▶ [Job]: Write out every line below that includes the word "EPDE".

▶ [Data entries]:
+--

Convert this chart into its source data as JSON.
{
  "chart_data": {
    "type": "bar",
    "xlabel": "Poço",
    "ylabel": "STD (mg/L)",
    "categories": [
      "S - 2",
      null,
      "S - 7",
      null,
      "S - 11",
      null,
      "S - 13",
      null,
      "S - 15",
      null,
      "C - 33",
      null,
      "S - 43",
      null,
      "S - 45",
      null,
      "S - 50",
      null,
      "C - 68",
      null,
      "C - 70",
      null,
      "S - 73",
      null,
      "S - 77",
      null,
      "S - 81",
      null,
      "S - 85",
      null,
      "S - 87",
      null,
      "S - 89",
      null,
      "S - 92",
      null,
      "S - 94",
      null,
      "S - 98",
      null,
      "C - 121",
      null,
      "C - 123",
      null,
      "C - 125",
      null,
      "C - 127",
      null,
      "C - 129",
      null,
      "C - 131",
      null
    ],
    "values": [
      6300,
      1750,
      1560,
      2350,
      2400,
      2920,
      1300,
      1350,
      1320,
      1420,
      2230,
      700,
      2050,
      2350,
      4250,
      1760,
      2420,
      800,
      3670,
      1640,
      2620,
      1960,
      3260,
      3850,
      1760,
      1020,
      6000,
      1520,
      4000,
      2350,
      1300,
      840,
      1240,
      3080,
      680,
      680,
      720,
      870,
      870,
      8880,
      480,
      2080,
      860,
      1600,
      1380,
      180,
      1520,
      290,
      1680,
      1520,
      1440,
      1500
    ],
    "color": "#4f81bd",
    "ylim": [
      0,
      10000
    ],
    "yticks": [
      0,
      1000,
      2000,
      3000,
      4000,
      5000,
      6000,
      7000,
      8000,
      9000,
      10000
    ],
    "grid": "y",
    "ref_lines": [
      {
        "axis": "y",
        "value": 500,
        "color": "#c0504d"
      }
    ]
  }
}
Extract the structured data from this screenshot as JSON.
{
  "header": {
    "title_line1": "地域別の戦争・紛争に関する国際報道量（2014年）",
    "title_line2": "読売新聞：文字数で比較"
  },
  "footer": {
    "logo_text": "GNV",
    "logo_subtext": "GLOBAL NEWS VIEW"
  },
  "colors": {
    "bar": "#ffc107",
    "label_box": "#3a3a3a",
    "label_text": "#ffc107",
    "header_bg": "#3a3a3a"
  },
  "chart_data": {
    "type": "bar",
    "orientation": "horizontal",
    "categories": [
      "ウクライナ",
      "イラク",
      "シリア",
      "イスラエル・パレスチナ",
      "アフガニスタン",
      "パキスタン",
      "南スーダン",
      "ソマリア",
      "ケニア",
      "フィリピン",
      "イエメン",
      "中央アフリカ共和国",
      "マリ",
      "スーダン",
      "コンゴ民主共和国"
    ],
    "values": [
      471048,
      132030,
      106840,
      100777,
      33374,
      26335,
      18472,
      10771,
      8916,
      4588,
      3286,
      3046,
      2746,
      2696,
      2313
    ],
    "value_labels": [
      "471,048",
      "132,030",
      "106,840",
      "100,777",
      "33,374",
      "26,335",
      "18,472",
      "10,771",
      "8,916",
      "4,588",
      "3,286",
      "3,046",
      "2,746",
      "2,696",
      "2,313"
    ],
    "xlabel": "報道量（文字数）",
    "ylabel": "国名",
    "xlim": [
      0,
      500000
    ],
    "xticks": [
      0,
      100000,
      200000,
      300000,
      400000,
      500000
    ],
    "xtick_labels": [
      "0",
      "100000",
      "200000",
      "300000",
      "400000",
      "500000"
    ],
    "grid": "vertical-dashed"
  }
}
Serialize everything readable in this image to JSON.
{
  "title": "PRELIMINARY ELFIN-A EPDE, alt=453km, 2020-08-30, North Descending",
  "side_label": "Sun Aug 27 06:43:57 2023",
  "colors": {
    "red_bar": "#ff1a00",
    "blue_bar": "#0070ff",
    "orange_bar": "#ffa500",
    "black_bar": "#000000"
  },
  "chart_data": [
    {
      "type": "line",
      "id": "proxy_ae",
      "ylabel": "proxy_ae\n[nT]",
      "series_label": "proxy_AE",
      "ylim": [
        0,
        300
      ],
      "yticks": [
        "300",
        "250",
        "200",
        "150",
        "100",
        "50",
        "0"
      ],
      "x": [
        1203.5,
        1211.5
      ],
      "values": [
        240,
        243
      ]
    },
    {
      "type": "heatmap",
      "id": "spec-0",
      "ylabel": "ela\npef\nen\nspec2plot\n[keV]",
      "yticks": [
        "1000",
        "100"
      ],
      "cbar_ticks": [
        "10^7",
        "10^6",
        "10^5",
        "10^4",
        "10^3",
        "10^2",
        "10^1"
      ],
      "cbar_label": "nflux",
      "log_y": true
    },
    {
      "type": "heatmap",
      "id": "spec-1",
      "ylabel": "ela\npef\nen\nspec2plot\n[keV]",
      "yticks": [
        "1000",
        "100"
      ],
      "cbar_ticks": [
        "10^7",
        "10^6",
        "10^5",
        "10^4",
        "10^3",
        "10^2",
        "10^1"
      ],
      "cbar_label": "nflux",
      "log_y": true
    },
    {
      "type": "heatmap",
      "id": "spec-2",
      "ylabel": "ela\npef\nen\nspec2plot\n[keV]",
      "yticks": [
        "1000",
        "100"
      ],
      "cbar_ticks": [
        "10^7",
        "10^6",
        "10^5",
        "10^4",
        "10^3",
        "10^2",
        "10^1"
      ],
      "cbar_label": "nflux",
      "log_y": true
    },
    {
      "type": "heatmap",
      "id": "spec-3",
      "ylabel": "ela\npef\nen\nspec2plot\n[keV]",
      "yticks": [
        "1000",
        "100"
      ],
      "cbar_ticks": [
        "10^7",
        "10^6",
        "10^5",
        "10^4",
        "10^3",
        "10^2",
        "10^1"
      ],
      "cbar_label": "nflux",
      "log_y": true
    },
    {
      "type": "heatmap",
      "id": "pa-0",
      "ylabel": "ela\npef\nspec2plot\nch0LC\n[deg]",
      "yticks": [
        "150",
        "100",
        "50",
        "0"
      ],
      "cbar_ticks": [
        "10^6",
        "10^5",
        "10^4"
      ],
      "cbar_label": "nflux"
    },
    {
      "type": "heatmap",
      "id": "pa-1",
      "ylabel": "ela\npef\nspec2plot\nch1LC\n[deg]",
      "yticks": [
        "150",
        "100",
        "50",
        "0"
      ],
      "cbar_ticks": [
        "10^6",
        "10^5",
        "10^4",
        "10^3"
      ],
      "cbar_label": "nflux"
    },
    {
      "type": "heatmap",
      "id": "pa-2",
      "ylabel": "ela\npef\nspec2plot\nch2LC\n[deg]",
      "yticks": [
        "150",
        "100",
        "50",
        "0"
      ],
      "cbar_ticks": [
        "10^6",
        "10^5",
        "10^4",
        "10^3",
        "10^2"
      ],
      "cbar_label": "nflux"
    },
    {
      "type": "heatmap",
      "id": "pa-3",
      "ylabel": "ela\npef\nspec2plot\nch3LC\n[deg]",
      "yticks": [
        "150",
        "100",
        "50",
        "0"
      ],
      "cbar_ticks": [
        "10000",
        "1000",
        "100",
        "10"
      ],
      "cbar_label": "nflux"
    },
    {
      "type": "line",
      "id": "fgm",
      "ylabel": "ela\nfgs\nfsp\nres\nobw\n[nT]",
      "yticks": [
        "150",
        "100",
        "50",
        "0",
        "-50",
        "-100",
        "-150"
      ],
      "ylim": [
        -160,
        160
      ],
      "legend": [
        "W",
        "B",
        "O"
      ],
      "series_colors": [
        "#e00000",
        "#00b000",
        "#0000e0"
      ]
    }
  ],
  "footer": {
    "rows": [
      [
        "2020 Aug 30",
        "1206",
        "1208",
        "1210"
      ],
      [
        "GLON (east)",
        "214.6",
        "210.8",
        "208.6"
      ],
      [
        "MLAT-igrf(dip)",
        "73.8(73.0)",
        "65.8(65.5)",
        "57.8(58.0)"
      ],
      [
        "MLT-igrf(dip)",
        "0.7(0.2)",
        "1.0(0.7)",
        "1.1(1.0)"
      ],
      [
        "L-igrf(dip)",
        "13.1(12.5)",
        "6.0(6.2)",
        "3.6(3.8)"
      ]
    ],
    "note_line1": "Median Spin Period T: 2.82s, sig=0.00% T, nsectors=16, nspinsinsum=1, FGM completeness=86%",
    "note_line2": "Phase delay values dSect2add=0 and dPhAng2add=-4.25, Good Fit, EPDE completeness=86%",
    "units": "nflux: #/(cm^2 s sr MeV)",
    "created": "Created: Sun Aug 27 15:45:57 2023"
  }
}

+--

▶ [Response]:
  "title": "PRELIMINARY ELFIN-A EPDE, alt=453km, 2020-08-30, North Descending",
    "note_line2": "Phase delay values dSect2add=0 and dPhAng2add=-4.25, Good Fit, EPDE completeness=86%",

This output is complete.